Locate every line in the records below that contains the word "себя", and copy each one.

Stored records
========================================

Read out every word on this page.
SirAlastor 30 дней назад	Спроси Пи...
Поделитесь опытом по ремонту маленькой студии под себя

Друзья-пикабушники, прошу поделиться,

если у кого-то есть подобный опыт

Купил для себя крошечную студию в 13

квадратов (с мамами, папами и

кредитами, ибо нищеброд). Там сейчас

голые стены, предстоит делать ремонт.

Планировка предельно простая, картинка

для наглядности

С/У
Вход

========================================

- [Response to the exercise]:
Поделитесь опытом по ремонту маленькой студии под себя
Купил для себя крошечную студию в 13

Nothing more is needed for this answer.